[Given entries]:
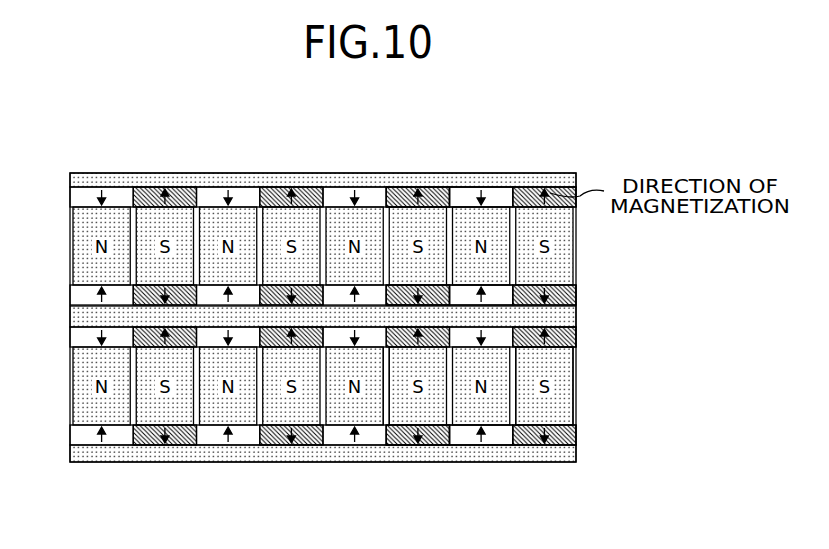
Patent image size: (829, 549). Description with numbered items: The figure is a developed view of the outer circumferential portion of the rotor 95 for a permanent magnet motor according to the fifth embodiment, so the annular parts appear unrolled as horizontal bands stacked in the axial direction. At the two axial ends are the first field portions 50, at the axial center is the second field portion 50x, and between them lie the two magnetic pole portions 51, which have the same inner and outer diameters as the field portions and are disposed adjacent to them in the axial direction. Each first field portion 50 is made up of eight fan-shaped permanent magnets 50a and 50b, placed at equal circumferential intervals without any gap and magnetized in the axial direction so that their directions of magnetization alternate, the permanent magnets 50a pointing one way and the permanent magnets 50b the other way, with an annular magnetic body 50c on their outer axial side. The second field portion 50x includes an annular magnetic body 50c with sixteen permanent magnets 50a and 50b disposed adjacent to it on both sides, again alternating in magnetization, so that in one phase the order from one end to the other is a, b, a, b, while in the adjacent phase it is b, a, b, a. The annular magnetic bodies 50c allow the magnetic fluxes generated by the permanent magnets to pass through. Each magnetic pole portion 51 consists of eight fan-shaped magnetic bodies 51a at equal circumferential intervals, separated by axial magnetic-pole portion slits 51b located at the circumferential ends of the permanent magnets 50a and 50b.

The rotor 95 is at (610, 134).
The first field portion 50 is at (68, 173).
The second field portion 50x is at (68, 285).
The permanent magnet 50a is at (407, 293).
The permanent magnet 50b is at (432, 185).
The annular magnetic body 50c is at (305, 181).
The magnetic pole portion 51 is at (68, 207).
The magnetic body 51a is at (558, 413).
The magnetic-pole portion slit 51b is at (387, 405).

[Written exercise]: Format the records as a JSON list of strings, one string per line and no strings for blank lines, leaving out the pictures.

[Correct result]:
[
  "Patent image size: (829, 549). Description with numbered items: The figure is a developed view of the outer circumferential portion of the rotor 95 for a permanent magnet motor according to the fifth embodiment, so the annular parts appear unrolled as horizontal bands stacked in the axial direction. At the two axial ends are the first field portions 50, at the axial center is the second field portion 50x, and between them lie the two magnetic pole portions 51, which have the same inner and outer diameters as the field portions and are disposed adjacent to them in the axial direction. Each first field portion 50 is made up of eight fan-shaped permanent magnets 50a and 50b, placed at equal circumferential intervals without any gap and magnetized in the axial direction so that their directions of magnetization alternate, the permanent magnets 50a pointing one way and the permanent magnets 50b the other way, with an annular magnetic body 50c on their outer axial side. The second field portion 50x includes an annular magnetic body 50c with sixteen permanent magnets 50a and 50b disposed adjacent to it on both sides, again alternating in magnetization, so that in one phase the order from one end to the other is a, b, a, b, while in the adjacent phase it is b, a, b, a. The annular magnetic bodies 50c allow the magnetic fluxes generated by the permanent magnets to pass through. Each magnetic pole portion 51 consists of eight fan-shaped magnetic bodies 51a at equal circumferential intervals, separated by axial magnetic-pole portion slits 51b located at the circumferential ends of the permanent magnets 50a and 50b.",
  "The rotor 95 is at (610, 134).",
  "The first field portion 50 is at (68, 173).",
  "The second field portion 50x is at (68, 285).",
  "The permanent magnet 50a is at (407, 293).",
  "The permanent magnet 50b is at (432, 185).",
  "The annular magnetic body 50c is at (305, 181).",
  "The magnetic pole portion 51 is at (68, 207).",
  "The magnetic body 51a is at (558, 413).",
  "The magnetic-pole portion slit 51b is at (387, 405)."
]